▶ [YOUR INSTRUCTIONS]: Go through the entries and transcribe each one exactly, dropping the pictures.

(Data excerpts)
■ ■ ■ ■ ■

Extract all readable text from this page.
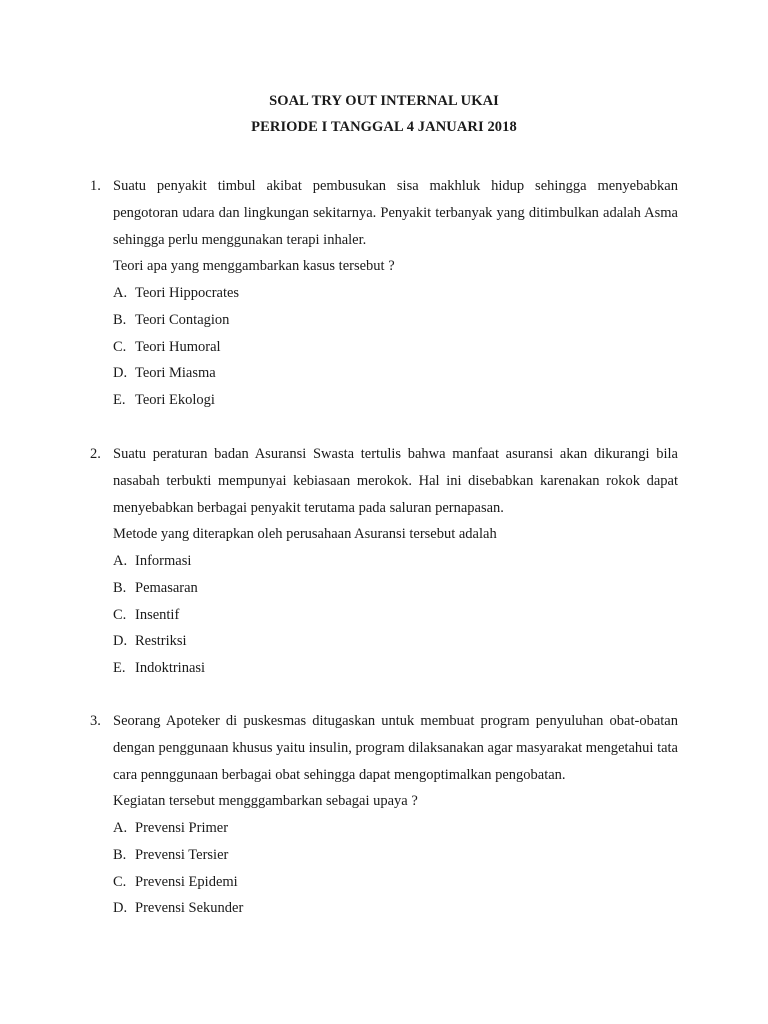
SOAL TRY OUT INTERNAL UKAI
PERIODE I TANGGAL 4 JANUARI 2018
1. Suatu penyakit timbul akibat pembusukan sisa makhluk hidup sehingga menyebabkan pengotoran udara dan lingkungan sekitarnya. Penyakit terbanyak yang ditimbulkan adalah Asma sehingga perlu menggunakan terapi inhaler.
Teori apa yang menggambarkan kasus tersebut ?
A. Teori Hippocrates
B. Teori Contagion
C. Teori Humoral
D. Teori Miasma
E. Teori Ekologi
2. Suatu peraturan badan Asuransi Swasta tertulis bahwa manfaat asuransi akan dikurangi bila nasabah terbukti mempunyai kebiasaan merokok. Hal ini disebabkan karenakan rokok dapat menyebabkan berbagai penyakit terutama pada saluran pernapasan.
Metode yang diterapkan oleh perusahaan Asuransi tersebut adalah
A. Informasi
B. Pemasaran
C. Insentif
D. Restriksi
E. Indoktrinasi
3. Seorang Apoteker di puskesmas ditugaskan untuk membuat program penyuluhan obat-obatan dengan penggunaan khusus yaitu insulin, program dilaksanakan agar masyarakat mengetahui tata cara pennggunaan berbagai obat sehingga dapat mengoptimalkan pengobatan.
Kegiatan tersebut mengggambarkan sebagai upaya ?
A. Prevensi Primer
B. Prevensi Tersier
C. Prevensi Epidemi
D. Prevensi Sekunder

■ ■ ■ ■ ■

▶ [SOLUTION]:
Extract all readable text from this page.
SOAL TRY OUT INTERNAL UKAI
PERIODE I TANGGAL 4 JANUARI 2018
1. Suatu penyakit timbul akibat pembusukan sisa makhluk hidup sehingga menyebabkan pengotoran udara dan lingkungan sekitarnya. Penyakit terbanyak yang ditimbulkan adalah Asma sehingga perlu menggunakan terapi inhaler.
Teori apa yang menggambarkan kasus tersebut ?
A. Teori Hippocrates
B. Teori Contagion
C. Teori Humoral
D. Teori Miasma
E. Teori Ekologi
2. Suatu peraturan badan Asuransi Swasta tertulis bahwa manfaat asuransi akan dikurangi bila nasabah terbukti mempunyai kebiasaan merokok. Hal ini disebabkan karenakan rokok dapat menyebabkan berbagai penyakit terutama pada saluran pernapasan.
Metode yang diterapkan oleh perusahaan Asuransi tersebut adalah
A. Informasi
B. Pemasaran
C. Insentif
D. Restriksi
E. Indoktrinasi
3. Seorang Apoteker di puskesmas ditugaskan untuk membuat program penyuluhan obat-obatan dengan penggunaan khusus yaitu insulin, program dilaksanakan agar masyarakat mengetahui tata cara pennggunaan berbagai obat sehingga dapat mengoptimalkan pengobatan.
Kegiatan tersebut mengggambarkan sebagai upaya ?
A. Prevensi Primer
B. Prevensi Tersier
C. Prevensi Epidemi
D. Prevensi Sekunder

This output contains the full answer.